Records provided:
####

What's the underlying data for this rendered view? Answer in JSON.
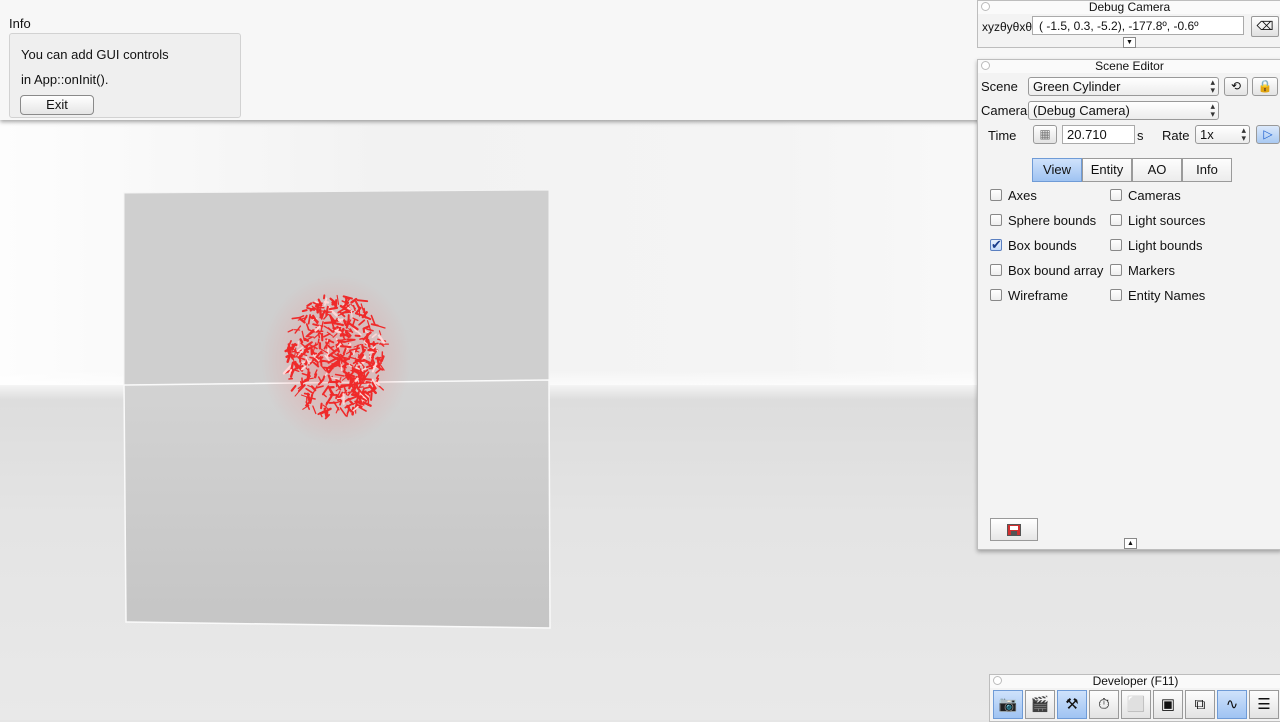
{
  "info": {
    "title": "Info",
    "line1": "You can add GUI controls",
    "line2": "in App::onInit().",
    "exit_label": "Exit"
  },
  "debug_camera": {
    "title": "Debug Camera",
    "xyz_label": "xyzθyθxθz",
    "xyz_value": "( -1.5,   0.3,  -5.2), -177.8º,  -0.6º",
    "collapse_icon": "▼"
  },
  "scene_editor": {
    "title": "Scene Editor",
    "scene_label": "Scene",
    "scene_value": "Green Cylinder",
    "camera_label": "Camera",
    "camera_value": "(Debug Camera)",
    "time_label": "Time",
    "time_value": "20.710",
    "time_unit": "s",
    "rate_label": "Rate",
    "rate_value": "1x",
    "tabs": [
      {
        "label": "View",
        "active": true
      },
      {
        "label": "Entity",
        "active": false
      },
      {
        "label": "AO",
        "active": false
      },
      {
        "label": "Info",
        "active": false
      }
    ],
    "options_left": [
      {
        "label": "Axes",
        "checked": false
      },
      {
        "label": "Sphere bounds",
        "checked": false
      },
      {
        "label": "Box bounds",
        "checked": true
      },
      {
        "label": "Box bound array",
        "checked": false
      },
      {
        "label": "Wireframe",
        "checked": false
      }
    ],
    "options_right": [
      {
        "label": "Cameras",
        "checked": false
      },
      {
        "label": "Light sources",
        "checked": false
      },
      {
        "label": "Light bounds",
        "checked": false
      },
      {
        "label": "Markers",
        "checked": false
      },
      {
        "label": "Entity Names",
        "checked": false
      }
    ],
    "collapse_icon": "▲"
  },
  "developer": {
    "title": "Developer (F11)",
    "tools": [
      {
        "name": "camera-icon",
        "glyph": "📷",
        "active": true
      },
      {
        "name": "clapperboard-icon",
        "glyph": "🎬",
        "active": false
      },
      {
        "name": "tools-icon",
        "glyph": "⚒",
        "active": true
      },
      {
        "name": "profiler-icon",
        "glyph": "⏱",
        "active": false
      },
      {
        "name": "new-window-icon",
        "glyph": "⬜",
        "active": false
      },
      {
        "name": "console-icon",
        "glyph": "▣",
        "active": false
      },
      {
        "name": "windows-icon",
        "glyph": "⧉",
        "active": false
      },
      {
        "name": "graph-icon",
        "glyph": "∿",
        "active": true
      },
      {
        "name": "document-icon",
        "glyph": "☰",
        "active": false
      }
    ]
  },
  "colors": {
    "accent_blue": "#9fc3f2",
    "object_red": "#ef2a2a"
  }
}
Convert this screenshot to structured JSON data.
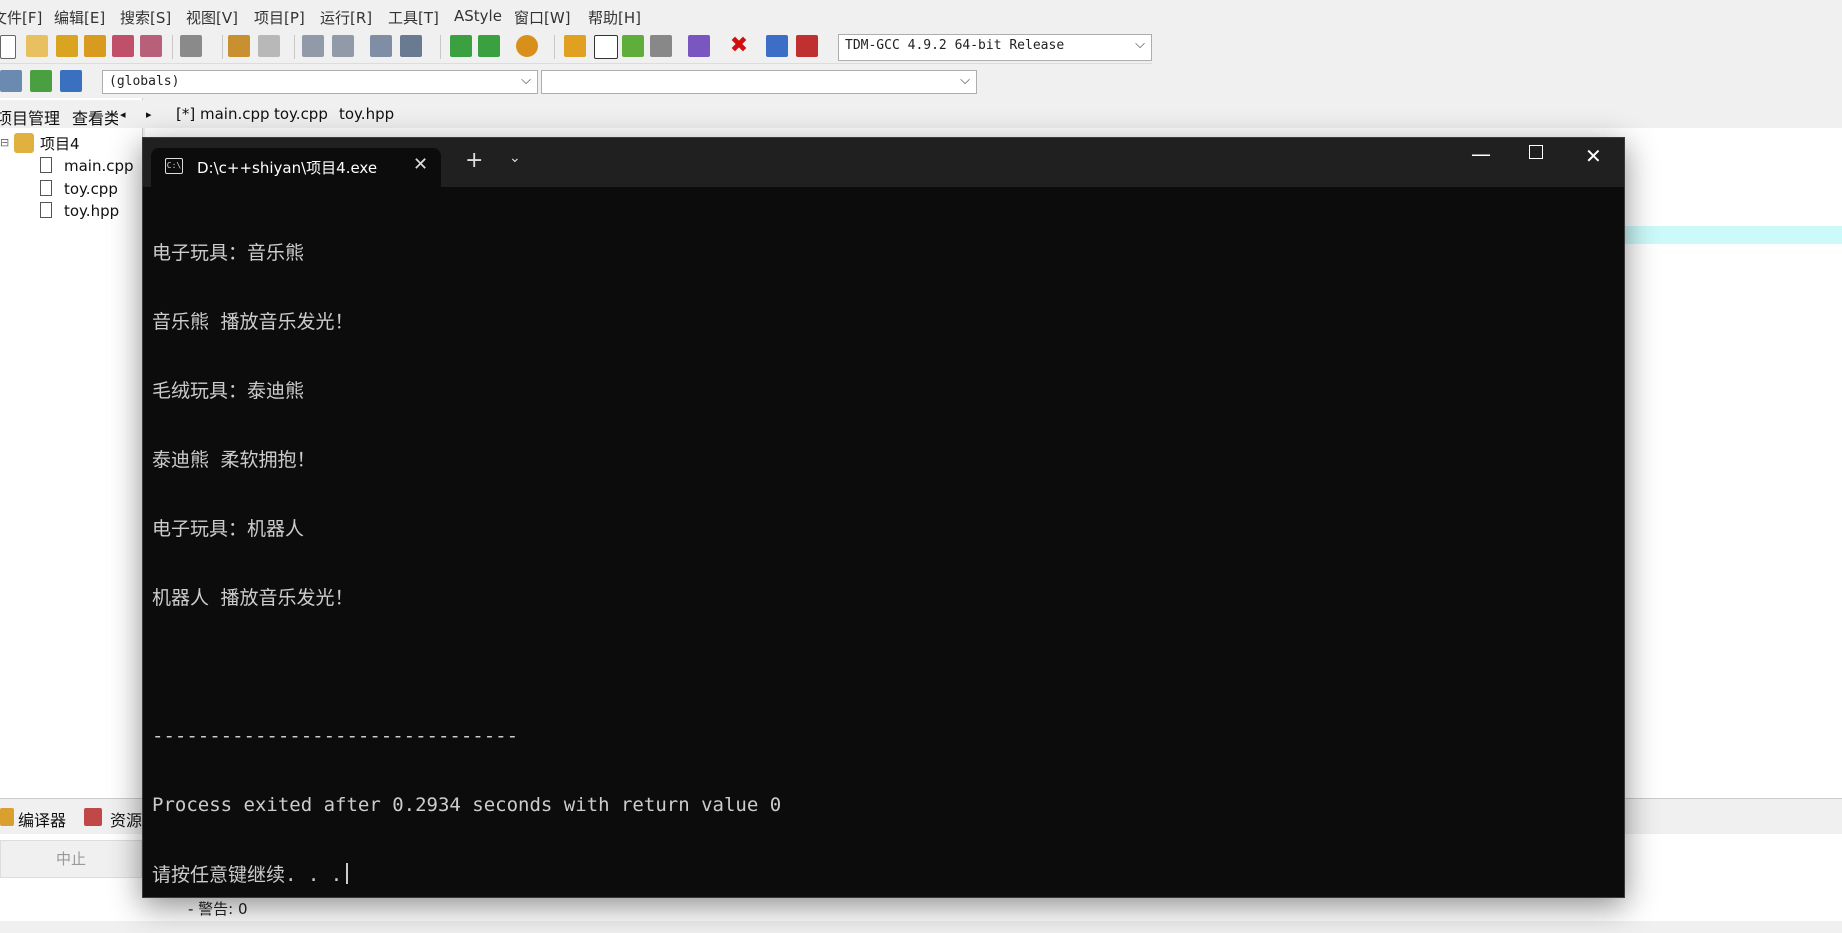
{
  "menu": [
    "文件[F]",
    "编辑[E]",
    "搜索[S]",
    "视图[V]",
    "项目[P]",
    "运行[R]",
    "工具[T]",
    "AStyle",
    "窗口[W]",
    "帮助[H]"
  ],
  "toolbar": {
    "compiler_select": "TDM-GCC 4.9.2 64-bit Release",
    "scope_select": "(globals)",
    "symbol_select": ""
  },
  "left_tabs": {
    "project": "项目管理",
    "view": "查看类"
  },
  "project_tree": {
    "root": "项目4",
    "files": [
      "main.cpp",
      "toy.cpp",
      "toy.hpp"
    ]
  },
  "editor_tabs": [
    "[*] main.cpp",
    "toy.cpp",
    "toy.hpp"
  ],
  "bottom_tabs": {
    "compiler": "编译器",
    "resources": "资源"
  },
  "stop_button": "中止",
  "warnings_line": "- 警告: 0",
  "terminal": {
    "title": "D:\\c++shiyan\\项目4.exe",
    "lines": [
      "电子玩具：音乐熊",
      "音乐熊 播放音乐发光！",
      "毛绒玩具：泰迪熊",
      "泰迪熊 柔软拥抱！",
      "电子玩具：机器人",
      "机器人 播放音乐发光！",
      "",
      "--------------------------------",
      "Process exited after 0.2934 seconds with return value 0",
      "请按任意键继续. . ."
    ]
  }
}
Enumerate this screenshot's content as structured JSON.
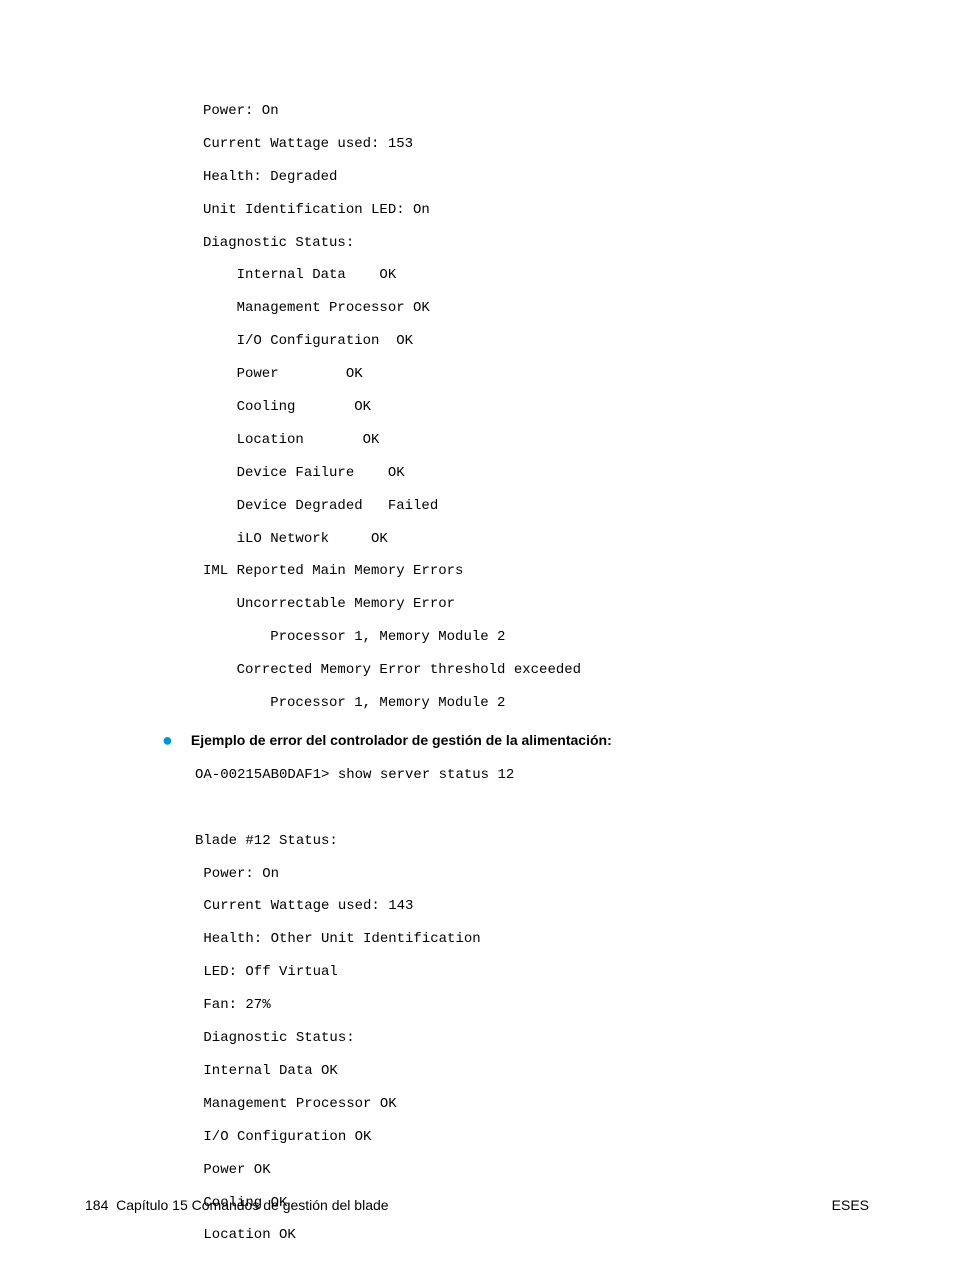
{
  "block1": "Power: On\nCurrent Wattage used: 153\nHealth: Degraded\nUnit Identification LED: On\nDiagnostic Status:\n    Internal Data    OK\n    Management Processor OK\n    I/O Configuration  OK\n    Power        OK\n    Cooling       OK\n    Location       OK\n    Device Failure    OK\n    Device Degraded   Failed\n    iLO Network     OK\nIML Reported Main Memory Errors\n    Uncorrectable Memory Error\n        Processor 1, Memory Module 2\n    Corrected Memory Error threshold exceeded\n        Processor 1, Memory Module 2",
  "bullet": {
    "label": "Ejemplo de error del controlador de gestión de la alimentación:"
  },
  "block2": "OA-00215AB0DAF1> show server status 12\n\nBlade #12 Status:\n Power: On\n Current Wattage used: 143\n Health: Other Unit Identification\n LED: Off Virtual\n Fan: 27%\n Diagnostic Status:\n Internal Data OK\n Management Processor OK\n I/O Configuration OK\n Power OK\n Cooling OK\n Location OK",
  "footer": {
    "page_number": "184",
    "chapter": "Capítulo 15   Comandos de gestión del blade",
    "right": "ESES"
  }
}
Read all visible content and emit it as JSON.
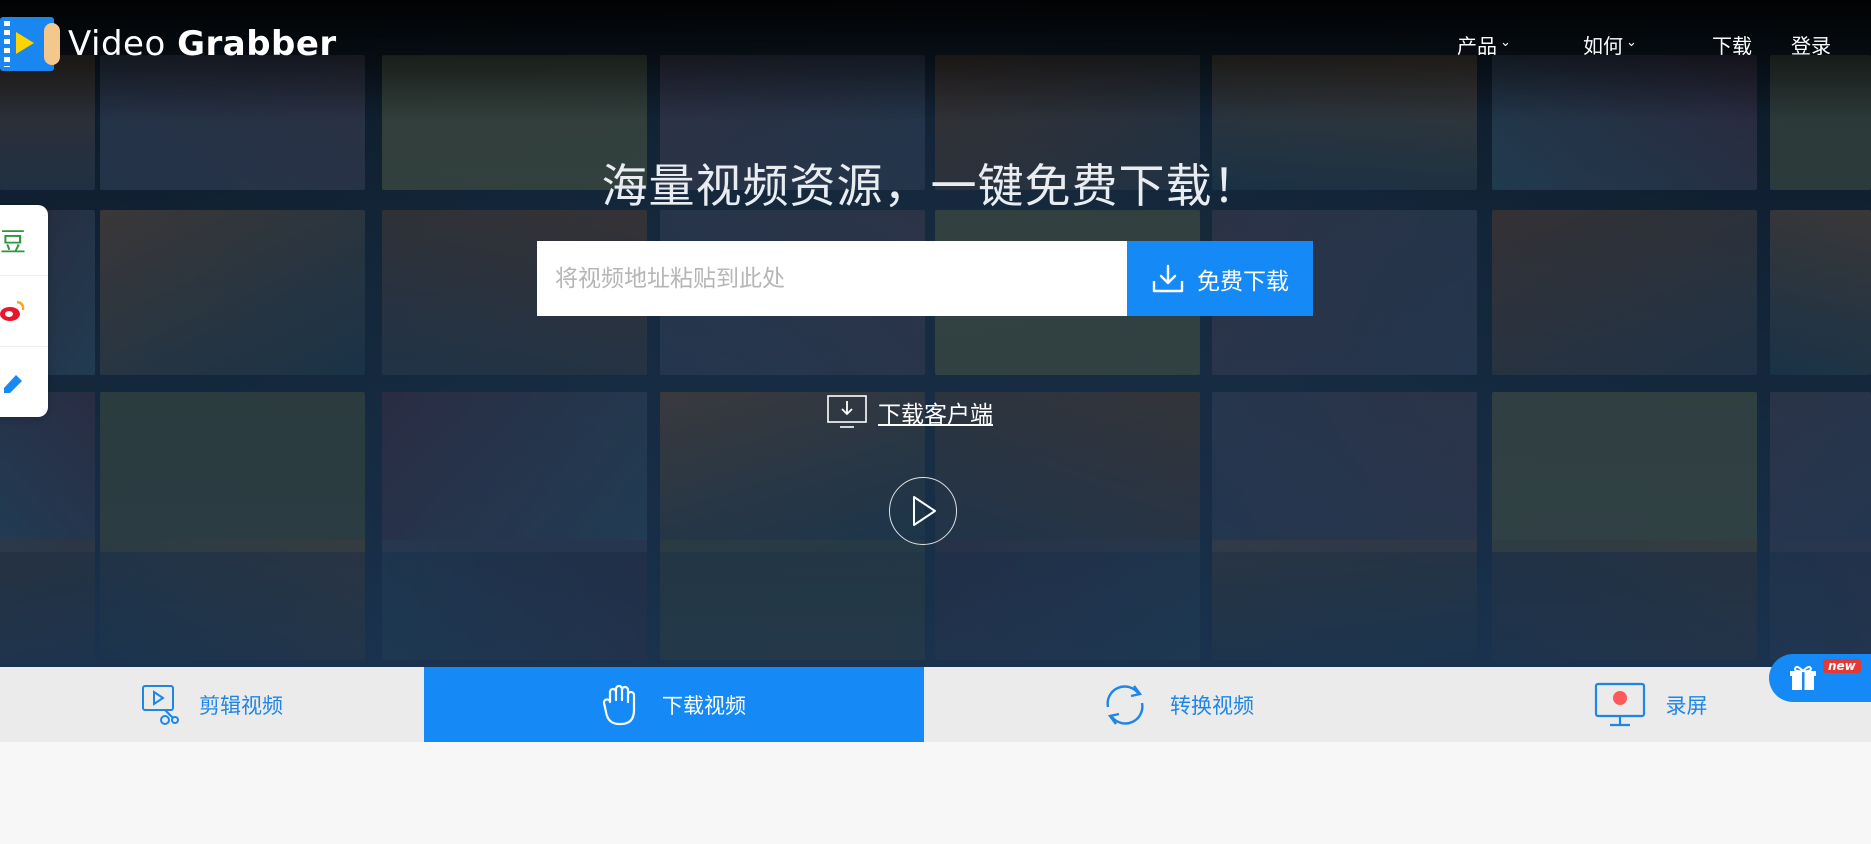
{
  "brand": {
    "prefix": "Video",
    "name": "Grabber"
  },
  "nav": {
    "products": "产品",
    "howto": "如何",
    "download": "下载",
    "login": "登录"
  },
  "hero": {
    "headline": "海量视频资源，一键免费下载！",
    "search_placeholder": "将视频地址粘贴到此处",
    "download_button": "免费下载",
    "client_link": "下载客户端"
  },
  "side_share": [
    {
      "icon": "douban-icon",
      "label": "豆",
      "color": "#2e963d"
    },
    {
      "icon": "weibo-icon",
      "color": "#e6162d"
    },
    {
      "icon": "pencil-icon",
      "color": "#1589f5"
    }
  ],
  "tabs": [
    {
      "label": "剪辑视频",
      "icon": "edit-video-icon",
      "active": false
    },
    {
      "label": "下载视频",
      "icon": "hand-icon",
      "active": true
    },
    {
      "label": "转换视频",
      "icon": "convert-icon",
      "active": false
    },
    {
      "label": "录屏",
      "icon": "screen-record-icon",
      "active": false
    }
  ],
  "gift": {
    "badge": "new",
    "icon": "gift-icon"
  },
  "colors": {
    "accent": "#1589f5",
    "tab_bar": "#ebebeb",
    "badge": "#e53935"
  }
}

####

Problem details: Transcribe the material exactly, leaving every picture out.

Solution for this exercise:
What's the underlying data for this rendered view? Answer in JSON.
{
  "info": {
    "title": "Info",
    "line1": "You can add GUI controls",
    "line2": "in App::onInit().",
    "exit_label": "Exit"
  },
  "debug_camera": {
    "title": "Debug Camera",
    "xyz_label": "xyzθyθxθz",
    "xyz_value": "( -1.5,   0.3,  -5.2), -177.8º,  -0.6º",
    "collapse_icon": "▼"
  },
  "scene_editor": {
    "title": "Scene Editor",
    "scene_label": "Scene",
    "scene_value": "Green Cylinder",
    "camera_label": "Camera",
    "camera_value": "(Debug Camera)",
    "time_label": "Time",
    "time_value": "20.710",
    "time_unit": "s",
    "rate_label": "Rate",
    "rate_value": "1x",
    "tabs": [
      {
        "label": "View",
        "active": true
      },
      {
        "label": "Entity",
        "active": false
      },
      {
        "label": "AO",
        "active": false
      },
      {
        "label": "Info",
        "active": false
      }
    ],
    "options_left": [
      {
        "label": "Axes",
        "checked": false
      },
      {
        "label": "Sphere bounds",
        "checked": false
      },
      {
        "label": "Box bounds",
        "checked": true
      },
      {
        "label": "Box bound array",
        "checked": false
      },
      {
        "label": "Wireframe",
        "checked": false
      }
    ],
    "options_right": [
      {
        "label": "Cameras",
        "checked": false
      },
      {
        "label": "Light sources",
        "checked": false
      },
      {
        "label": "Light bounds",
        "checked": false
      },
      {
        "label": "Markers",
        "checked": false
      },
      {
        "label": "Entity Names",
        "checked": false
      }
    ],
    "collapse_icon": "▲"
  },
  "developer": {
    "title": "Developer (F11)",
    "tools": [
      {
        "name": "camera-icon",
        "glyph": "📷",
        "active": true
      },
      {
        "name": "clapperboard-icon",
        "glyph": "🎬",
        "active": false
      },
      {
        "name": "tools-icon",
        "glyph": "⚒",
        "active": true
      },
      {
        "name": "profiler-icon",
        "glyph": "⏱",
        "active": false
      },
      {
        "name": "new-window-icon",
        "glyph": "⬜",
        "active": false
      },
      {
        "name": "console-icon",
        "glyph": "▣",
        "active": false
      },
      {
        "name": "windows-icon",
        "glyph": "⧉",
        "active": false
      },
      {
        "name": "graph-icon",
        "glyph": "∿",
        "active": true
      },
      {
        "name": "document-icon",
        "glyph": "☰",
        "active": false
      }
    ]
  },
  "colors": {
    "accent_blue": "#9fc3f2",
    "object_red": "#ef2a2a"
  }
}
Convert this screenshot to structured JSON data.
{
  "menu": [
    "文件[F]",
    "编辑[E]",
    "搜索[S]",
    "视图[V]",
    "项目[P]",
    "运行[R]",
    "工具[T]",
    "AStyle",
    "窗口[W]",
    "帮助[H]"
  ],
  "toolbar": {
    "compiler_select": "TDM-GCC 4.9.2 64-bit Release",
    "scope_select": "(globals)",
    "symbol_select": ""
  },
  "left_tabs": {
    "project": "项目管理",
    "view": "查看类"
  },
  "project_tree": {
    "root": "项目4",
    "files": [
      "main.cpp",
      "toy.cpp",
      "toy.hpp"
    ]
  },
  "editor_tabs": [
    "[*] main.cpp",
    "toy.cpp",
    "toy.hpp"
  ],
  "bottom_tabs": {
    "compiler": "编译器",
    "resources": "资源"
  },
  "stop_button": "中止",
  "warnings_line": "- 警告: 0",
  "terminal": {
    "title": "D:\\c++shiyan\\项目4.exe",
    "lines": [
      "电子玩具：音乐熊",
      "音乐熊 播放音乐发光！",
      "毛绒玩具：泰迪熊",
      "泰迪熊 柔软拥抱！",
      "电子玩具：机器人",
      "机器人 播放音乐发光！",
      "",
      "--------------------------------",
      "Process exited after 0.2934 seconds with return value 0",
      "请按任意键继续. . ."
    ]
  }
}
Enumerate this screenshot's content as structured JSON.
{
  "block1": "Power: On\nCurrent Wattage used: 153\nHealth: Degraded\nUnit Identification LED: On\nDiagnostic Status:\n    Internal Data    OK\n    Management Processor OK\n    I/O Configuration  OK\n    Power        OK\n    Cooling       OK\n    Location       OK\n    Device Failure    OK\n    Device Degraded   Failed\n    iLO Network     OK\nIML Reported Main Memory Errors\n    Uncorrectable Memory Error\n        Processor 1, Memory Module 2\n    Corrected Memory Error threshold exceeded\n        Processor 1, Memory Module 2",
  "bullet": {
    "label": "Ejemplo de error del controlador de gestión de la alimentación:"
  },
  "block2": "OA-00215AB0DAF1> show server status 12\n\nBlade #12 Status:\n Power: On\n Current Wattage used: 143\n Health: Other Unit Identification\n LED: Off Virtual\n Fan: 27%\n Diagnostic Status:\n Internal Data OK\n Management Processor OK\n I/O Configuration OK\n Power OK\n Cooling OK\n Location OK",
  "footer": {
    "page_number": "184",
    "chapter": "Capítulo 15   Comandos de gestión del blade",
    "right": "ESES"
  }
}
Read all visible content and emit it as JSON.
{
  "brand": {
    "prefix": "Video",
    "name": "Grabber"
  },
  "nav": {
    "products": "产品",
    "howto": "如何",
    "download": "下载",
    "login": "登录"
  },
  "hero": {
    "headline": "海量视频资源，一键免费下载！",
    "search_placeholder": "将视频地址粘贴到此处",
    "download_button": "免费下载",
    "client_link": "下载客户端"
  },
  "side_share": [
    {
      "icon": "douban-icon",
      "label": "豆",
      "color": "#2e963d"
    },
    {
      "icon": "weibo-icon",
      "color": "#e6162d"
    },
    {
      "icon": "pencil-icon",
      "color": "#1589f5"
    }
  ],
  "tabs": [
    {
      "label": "剪辑视频",
      "icon": "edit-video-icon",
      "active": false
    },
    {
      "label": "下载视频",
      "icon": "hand-icon",
      "active": true
    },
    {
      "label": "转换视频",
      "icon": "convert-icon",
      "active": false
    },
    {
      "label": "录屏",
      "icon": "screen-record-icon",
      "active": false
    }
  ],
  "gift": {
    "badge": "new",
    "icon": "gift-icon"
  },
  "colors": {
    "accent": "#1589f5",
    "tab_bar": "#ebebeb",
    "badge": "#e53935"
  }
}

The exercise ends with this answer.